__Given instruction__. Read the data and repeat it in full, exactly.

(Data excerpts)
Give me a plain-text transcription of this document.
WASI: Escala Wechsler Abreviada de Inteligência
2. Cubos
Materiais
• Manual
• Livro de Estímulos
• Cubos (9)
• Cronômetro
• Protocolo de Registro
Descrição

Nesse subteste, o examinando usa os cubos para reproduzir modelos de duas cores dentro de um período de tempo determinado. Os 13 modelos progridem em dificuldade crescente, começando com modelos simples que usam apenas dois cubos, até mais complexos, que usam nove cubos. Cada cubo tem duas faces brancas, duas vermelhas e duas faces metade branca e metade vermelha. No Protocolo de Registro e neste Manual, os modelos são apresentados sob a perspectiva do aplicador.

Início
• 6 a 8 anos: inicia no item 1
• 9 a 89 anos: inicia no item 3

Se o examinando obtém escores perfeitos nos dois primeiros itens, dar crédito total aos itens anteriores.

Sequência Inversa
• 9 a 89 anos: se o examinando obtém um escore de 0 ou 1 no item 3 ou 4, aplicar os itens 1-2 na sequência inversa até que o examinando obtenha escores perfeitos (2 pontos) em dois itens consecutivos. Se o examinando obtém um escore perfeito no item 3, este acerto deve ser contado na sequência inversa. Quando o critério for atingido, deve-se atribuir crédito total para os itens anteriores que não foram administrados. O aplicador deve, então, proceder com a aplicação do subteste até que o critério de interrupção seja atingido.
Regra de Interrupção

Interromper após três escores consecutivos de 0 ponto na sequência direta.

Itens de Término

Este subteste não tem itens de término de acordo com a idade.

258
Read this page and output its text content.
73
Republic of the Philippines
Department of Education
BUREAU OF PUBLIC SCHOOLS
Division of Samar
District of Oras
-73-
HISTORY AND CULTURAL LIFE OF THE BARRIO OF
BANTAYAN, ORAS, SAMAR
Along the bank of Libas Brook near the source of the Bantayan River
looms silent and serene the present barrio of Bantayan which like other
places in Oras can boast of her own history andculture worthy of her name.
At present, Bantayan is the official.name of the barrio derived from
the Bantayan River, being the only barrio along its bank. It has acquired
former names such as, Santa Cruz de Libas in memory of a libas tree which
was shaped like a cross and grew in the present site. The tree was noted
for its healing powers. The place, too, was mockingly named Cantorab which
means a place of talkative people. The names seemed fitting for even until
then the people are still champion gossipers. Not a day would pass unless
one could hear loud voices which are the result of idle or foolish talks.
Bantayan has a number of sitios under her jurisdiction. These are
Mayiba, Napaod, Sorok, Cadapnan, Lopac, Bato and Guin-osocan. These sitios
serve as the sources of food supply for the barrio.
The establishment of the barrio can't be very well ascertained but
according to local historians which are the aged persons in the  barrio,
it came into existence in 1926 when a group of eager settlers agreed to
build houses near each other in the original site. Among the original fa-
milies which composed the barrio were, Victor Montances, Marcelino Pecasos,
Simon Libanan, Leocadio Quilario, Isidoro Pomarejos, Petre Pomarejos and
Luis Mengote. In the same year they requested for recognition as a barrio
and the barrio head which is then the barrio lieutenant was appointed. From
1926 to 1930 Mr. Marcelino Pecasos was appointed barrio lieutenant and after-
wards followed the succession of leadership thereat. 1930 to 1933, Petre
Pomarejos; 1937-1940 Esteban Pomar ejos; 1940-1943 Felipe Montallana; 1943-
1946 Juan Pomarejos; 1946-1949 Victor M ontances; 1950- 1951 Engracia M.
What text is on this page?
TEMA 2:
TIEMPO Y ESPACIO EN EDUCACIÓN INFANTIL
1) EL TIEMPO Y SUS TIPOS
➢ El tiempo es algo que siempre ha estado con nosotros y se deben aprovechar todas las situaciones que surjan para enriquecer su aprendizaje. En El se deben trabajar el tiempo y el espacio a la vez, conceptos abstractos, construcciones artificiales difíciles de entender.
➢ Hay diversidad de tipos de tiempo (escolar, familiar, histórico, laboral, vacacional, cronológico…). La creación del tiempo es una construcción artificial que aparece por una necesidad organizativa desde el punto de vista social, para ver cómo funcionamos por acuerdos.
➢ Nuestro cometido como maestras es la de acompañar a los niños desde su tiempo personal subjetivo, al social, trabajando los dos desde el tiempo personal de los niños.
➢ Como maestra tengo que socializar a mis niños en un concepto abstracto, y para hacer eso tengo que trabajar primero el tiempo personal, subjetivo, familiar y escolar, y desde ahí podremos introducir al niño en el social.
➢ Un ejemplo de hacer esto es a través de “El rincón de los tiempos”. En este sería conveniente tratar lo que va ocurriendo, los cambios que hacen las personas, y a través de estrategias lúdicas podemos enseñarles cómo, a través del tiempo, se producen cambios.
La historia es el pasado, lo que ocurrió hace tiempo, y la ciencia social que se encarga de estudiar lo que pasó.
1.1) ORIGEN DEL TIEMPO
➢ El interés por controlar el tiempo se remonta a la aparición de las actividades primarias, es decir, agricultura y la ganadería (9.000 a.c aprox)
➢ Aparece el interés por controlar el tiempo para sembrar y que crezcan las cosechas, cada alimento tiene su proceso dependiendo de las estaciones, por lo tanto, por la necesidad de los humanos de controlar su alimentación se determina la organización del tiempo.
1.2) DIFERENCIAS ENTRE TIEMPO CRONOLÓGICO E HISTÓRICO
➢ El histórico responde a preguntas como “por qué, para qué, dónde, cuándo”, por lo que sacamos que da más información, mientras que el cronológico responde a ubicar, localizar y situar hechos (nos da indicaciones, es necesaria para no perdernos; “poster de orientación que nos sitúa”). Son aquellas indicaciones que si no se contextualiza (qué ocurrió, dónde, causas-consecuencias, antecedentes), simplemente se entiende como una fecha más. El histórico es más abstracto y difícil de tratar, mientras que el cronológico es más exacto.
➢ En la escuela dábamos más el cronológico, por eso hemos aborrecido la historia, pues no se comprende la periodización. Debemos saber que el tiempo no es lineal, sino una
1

__Response to the task__.
Give me a plain-text transcription of this document.
WASI: Escala Wechsler Abreviada de Inteligência
2. Cubos
Materiais
• Manual
• Livro de Estímulos
• Cubos (9)
• Cronômetro
• Protocolo de Registro
Descrição

Nesse subteste, o examinando usa os cubos para reproduzir modelos de duas cores dentro de um período de tempo determinado. Os 13 modelos progridem em dificuldade crescente, começando com modelos simples que usam apenas dois cubos, até mais complexos, que usam nove cubos. Cada cubo tem duas faces brancas, duas vermelhas e duas faces metade branca e metade vermelha. No Protocolo de Registro e neste Manual, os modelos são apresentados sob a perspectiva do aplicador.

Início
• 6 a 8 anos: inicia no item 1
• 9 a 89 anos: inicia no item 3

Se o examinando obtém escores perfeitos nos dois primeiros itens, dar crédito total aos itens anteriores.

Sequência Inversa
• 9 a 89 anos: se o examinando obtém um escore de 0 ou 1 no item 3 ou 4, aplicar os itens 1-2 na sequência inversa até que o examinando obtenha escores perfeitos (2 pontos) em dois itens consecutivos. Se o examinando obtém um escore perfeito no item 3, este acerto deve ser contado na sequência inversa. Quando o critério for atingido, deve-se atribuir crédito total para os itens anteriores que não foram administrados. O aplicador deve, então, proceder com a aplicação do subteste até que o critério de interrupção seja atingido.
Regra de Interrupção

Interromper após três escores consecutivos de 0 ponto na sequência direta.

Itens de Término

Este subteste não tem itens de término de acordo com a idade.

258
Read this page and output its text content.
73
Republic of the Philippines
Department of Education
BUREAU OF PUBLIC SCHOOLS
Division of Samar
District of Oras
-73-
HISTORY AND CULTURAL LIFE OF THE BARRIO OF
BANTAYAN, ORAS, SAMAR
Along the bank of Libas Brook near the source of the Bantayan River
looms silent and serene the present barrio of Bantayan which like other
places in Oras can boast of her own history andculture worthy of her name.
At present, Bantayan is the official.name of the barrio derived from
the Bantayan River, being the only barrio along its bank. It has acquired
former names such as, Santa Cruz de Libas in memory of a libas tree which
was shaped like a cross and grew in the present site. The tree was noted
for its healing powers. The place, too, was mockingly named Cantorab which
means a place of talkative people. The names seemed fitting for even until
then the people are still champion gossipers. Not a day would pass unless
one could hear loud voices which are the result of idle or foolish talks.
Bantayan has a number of sitios under her jurisdiction. These are
Mayiba, Napaod, Sorok, Cadapnan, Lopac, Bato and Guin-osocan. These sitios
serve as the sources of food supply for the barrio.
The establishment of the barrio can't be very well ascertained but
according to local historians which are the aged persons in the  barrio,
it came into existence in 1926 when a group of eager settlers agreed to
build houses near each other in the original site. Among the original fa-
milies which composed the barrio were, Victor Montances, Marcelino Pecasos,
Simon Libanan, Leocadio Quilario, Isidoro Pomarejos, Petre Pomarejos and
Luis Mengote. In the same year they requested for recognition as a barrio
and the barrio head which is then the barrio lieutenant was appointed. From
1926 to 1930 Mr. Marcelino Pecasos was appointed barrio lieutenant and after-
wards followed the succession of leadership thereat. 1930 to 1933, Petre
Pomarejos; 1937-1940 Esteban Pomar ejos; 1940-1943 Felipe Montallana; 1943-
1946 Juan Pomarejos; 1946-1949 Victor M ontances; 1950- 1951 Engracia M.
What text is on this page?
TEMA 2:
TIEMPO Y ESPACIO EN EDUCACIÓN INFANTIL
1) EL TIEMPO Y SUS TIPOS
➢ El tiempo es algo que siempre ha estado con nosotros y se deben aprovechar todas las situaciones que surjan para enriquecer su aprendizaje. En El se deben trabajar el tiempo y el espacio a la vez, conceptos abstractos, construcciones artificiales difíciles de entender.
➢ Hay diversidad de tipos de tiempo (escolar, familiar, histórico, laboral, vacacional, cronológico…). La creación del tiempo es una construcción artificial que aparece por una necesidad organizativa desde el punto de vista social, para ver cómo funcionamos por acuerdos.
➢ Nuestro cometido como maestras es la de acompañar a los niños desde su tiempo personal subjetivo, al social, trabajando los dos desde el tiempo personal de los niños.
➢ Como maestra tengo que socializar a mis niños en un concepto abstracto, y para hacer eso tengo que trabajar primero el tiempo personal, subjetivo, familiar y escolar, y desde ahí podremos introducir al niño en el social.
➢ Un ejemplo de hacer esto es a través de “El rincón de los tiempos”. En este sería conveniente tratar lo que va ocurriendo, los cambios que hacen las personas, y a través de estrategias lúdicas podemos enseñarles cómo, a través del tiempo, se producen cambios.
La historia es el pasado, lo que ocurrió hace tiempo, y la ciencia social que se encarga de estudiar lo que pasó.
1.1) ORIGEN DEL TIEMPO
➢ El interés por controlar el tiempo se remonta a la aparición de las actividades primarias, es decir, agricultura y la ganadería (9.000 a.c aprox)
➢ Aparece el interés por controlar el tiempo para sembrar y que crezcan las cosechas, cada alimento tiene su proceso dependiendo de las estaciones, por lo tanto, por la necesidad de los humanos de controlar su alimentación se determina la organización del tiempo.
1.2) DIFERENCIAS ENTRE TIEMPO CRONOLÓGICO E HISTÓRICO
➢ El histórico responde a preguntas como “por qué, para qué, dónde, cuándo”, por lo que sacamos que da más información, mientras que el cronológico responde a ubicar, localizar y situar hechos (nos da indicaciones, es necesaria para no perdernos; “poster de orientación que nos sitúa”). Son aquellas indicaciones que si no se contextualiza (qué ocurrió, dónde, causas-consecuencias, antecedentes), simplemente se entiende como una fecha más. El histórico es más abstracto y difícil de tratar, mientras que el cronológico es más exacto.
➢ En la escuela dábamos más el cronológico, por eso hemos aborrecido la historia, pues no se comprende la periodización. Debemos saber que el tiempo no es lineal, sino una
1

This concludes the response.